▸ WORK TO BE COMPLETED
Lines containing the string "type" are to be collected in full.
+++
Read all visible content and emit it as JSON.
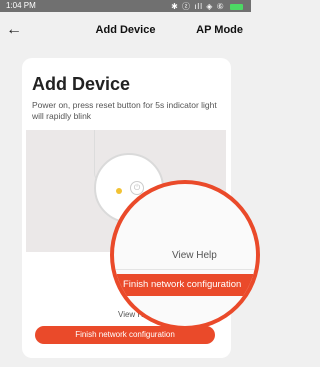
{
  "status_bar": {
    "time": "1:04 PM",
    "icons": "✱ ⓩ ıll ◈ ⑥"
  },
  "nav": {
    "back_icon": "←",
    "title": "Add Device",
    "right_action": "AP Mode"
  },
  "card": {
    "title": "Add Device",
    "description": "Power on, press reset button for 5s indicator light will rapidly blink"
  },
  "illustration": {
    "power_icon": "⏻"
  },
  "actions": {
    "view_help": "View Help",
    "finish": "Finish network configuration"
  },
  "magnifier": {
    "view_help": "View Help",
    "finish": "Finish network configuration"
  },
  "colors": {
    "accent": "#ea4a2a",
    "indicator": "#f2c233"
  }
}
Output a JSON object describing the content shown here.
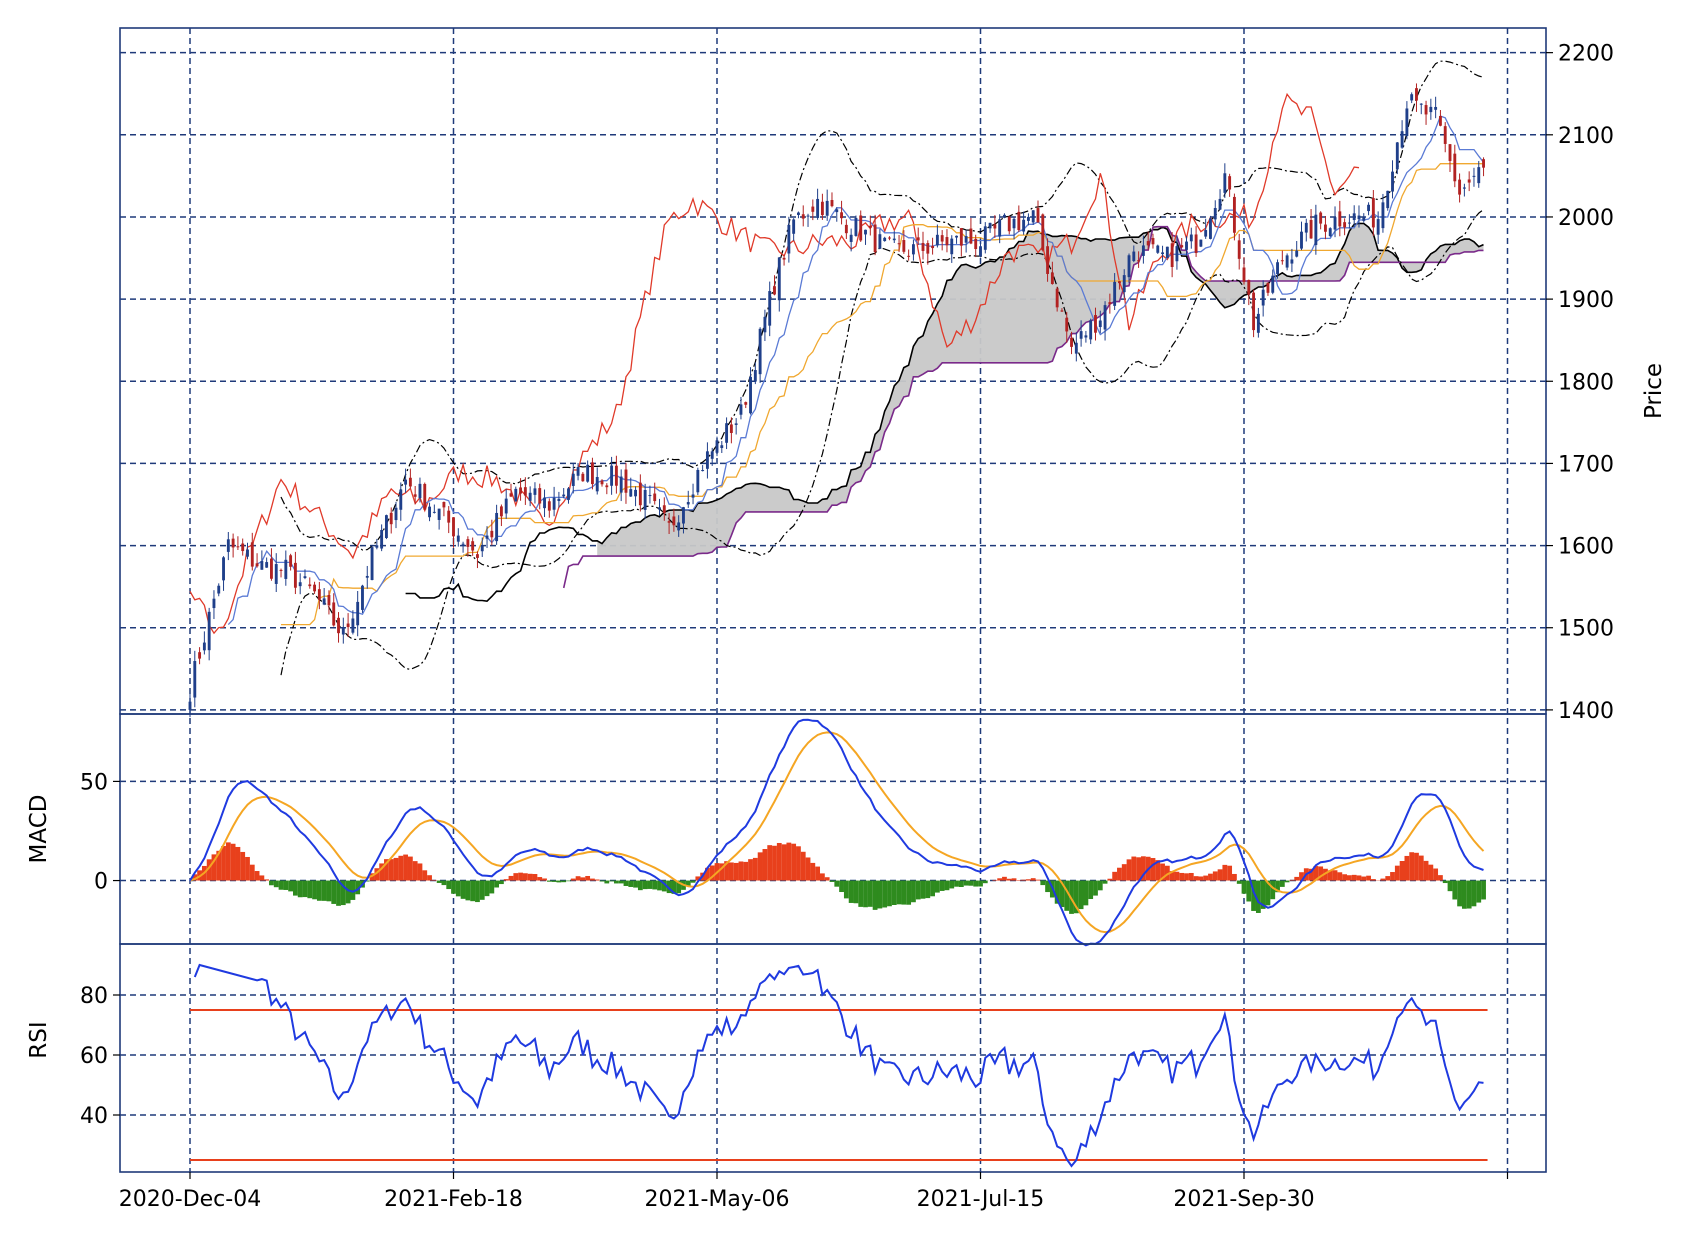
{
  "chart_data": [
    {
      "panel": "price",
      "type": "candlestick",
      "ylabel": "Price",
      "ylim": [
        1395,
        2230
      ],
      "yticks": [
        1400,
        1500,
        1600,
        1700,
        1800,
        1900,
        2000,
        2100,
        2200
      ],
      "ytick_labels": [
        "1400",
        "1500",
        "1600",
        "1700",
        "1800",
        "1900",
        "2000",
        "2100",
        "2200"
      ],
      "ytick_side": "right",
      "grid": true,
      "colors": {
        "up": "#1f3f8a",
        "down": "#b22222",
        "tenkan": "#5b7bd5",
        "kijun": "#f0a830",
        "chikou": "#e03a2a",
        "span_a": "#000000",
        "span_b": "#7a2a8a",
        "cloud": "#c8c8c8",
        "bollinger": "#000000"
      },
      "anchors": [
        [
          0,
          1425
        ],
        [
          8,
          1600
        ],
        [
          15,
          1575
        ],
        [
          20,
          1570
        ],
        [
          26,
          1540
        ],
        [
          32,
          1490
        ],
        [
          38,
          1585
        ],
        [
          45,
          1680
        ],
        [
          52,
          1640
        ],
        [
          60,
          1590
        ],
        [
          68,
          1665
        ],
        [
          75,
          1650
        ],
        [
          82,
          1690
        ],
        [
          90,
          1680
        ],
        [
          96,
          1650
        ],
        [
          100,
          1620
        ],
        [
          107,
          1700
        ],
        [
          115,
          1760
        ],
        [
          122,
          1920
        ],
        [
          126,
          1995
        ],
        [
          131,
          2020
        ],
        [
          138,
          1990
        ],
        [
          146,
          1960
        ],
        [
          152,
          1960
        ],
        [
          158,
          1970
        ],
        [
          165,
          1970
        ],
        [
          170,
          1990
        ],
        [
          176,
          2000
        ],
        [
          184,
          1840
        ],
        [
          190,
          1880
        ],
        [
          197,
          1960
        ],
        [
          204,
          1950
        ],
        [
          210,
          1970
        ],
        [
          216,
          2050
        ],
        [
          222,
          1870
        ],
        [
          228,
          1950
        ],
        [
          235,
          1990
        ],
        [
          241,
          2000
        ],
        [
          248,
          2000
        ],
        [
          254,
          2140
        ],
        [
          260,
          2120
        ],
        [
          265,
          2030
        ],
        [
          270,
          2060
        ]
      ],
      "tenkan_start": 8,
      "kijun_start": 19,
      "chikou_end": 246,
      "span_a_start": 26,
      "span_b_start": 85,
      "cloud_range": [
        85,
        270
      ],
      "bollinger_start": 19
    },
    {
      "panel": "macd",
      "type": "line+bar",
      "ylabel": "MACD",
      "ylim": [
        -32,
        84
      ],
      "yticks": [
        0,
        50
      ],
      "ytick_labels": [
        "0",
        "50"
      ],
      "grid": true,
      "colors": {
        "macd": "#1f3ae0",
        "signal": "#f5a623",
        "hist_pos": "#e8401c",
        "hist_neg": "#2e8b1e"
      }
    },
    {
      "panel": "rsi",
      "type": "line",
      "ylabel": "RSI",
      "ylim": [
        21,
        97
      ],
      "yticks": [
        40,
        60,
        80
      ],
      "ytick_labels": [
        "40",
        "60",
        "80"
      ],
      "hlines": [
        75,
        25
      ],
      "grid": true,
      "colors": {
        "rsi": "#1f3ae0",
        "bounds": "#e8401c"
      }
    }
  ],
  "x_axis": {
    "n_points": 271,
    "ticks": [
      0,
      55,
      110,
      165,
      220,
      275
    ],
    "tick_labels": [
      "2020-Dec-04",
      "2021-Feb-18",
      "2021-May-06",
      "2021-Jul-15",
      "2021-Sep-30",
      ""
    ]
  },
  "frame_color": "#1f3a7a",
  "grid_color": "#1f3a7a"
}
+++
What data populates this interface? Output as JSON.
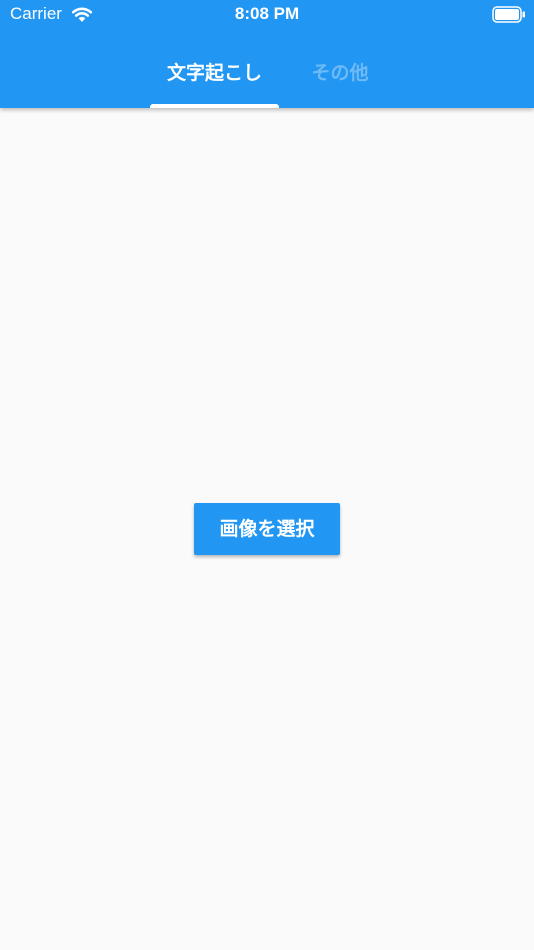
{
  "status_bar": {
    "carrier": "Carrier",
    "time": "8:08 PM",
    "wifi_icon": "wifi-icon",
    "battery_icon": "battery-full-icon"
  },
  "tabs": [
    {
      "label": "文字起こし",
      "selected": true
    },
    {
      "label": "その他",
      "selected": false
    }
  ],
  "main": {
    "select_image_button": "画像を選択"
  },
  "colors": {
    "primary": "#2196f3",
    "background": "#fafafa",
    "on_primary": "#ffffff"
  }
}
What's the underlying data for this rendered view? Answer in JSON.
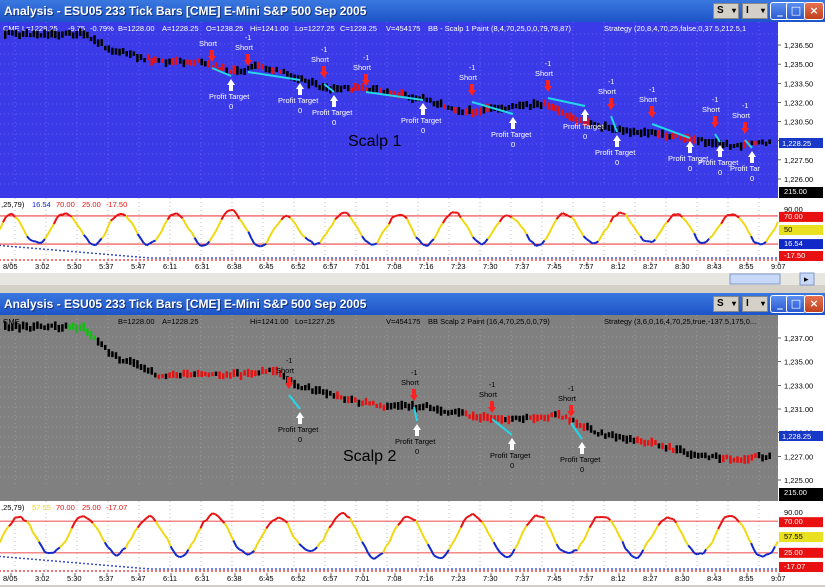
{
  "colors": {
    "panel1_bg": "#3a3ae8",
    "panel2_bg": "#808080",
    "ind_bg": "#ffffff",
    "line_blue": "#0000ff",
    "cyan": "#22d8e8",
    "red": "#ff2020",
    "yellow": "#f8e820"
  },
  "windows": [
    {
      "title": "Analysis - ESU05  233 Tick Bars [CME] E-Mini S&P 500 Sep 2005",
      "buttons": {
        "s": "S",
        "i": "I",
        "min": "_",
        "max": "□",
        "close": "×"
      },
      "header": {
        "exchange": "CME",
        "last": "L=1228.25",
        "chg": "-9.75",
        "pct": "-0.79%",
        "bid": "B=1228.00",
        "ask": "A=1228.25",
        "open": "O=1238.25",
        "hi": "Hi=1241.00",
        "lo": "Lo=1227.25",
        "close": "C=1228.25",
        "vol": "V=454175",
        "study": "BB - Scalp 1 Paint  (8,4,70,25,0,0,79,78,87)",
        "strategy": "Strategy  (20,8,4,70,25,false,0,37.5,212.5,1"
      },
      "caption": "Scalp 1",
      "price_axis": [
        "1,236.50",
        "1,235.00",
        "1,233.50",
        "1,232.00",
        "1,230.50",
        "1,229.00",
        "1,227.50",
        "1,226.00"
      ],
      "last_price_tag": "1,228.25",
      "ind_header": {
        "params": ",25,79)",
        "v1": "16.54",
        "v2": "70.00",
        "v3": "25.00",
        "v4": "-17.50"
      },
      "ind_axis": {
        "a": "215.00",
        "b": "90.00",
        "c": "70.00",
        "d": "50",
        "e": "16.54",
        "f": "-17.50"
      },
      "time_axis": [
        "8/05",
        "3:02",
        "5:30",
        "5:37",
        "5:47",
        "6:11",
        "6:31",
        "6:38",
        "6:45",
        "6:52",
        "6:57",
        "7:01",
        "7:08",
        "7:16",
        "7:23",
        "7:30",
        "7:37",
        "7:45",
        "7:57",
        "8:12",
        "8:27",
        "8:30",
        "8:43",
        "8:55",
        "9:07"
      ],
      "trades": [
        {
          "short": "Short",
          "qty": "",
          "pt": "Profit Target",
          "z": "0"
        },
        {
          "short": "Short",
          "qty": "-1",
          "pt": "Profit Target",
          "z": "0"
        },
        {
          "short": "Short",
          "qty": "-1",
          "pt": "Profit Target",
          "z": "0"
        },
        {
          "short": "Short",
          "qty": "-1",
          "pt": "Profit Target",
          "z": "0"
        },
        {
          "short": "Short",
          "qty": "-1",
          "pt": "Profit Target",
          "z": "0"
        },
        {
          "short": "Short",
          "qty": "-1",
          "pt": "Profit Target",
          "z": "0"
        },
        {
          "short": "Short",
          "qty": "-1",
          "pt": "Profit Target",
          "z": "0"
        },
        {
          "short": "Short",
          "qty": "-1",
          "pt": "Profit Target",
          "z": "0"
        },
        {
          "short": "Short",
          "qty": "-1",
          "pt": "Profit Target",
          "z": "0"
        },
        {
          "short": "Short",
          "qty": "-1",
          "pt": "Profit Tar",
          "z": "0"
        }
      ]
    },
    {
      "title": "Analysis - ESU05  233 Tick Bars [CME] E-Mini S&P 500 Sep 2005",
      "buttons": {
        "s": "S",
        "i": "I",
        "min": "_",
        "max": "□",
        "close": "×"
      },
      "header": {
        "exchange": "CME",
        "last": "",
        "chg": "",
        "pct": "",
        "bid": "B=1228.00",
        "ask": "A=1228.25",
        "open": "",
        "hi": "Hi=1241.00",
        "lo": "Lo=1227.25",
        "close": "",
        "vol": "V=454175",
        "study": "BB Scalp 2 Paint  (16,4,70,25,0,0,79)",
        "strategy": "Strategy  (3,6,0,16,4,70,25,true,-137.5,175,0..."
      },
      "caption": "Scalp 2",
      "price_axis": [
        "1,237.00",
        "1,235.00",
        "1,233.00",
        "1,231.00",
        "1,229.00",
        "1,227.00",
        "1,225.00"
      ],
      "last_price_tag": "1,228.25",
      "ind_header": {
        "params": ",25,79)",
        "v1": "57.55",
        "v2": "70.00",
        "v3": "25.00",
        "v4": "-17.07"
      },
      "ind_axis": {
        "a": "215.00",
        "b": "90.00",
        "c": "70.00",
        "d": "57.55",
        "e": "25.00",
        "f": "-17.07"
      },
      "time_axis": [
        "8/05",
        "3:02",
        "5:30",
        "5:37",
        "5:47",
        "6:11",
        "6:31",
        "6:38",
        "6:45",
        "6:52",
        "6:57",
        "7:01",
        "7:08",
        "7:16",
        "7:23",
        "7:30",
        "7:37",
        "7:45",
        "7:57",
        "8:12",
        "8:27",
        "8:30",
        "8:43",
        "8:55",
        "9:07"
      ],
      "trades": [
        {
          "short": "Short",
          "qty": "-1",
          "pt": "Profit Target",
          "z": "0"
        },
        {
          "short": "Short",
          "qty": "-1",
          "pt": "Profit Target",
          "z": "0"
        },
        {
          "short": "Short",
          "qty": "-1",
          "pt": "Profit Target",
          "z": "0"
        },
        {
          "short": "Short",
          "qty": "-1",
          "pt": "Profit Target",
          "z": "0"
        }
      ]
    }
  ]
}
+++
▸ THE ANSWER
      "type": "candlestick",
      "type": "line+bar",
      "type": "line",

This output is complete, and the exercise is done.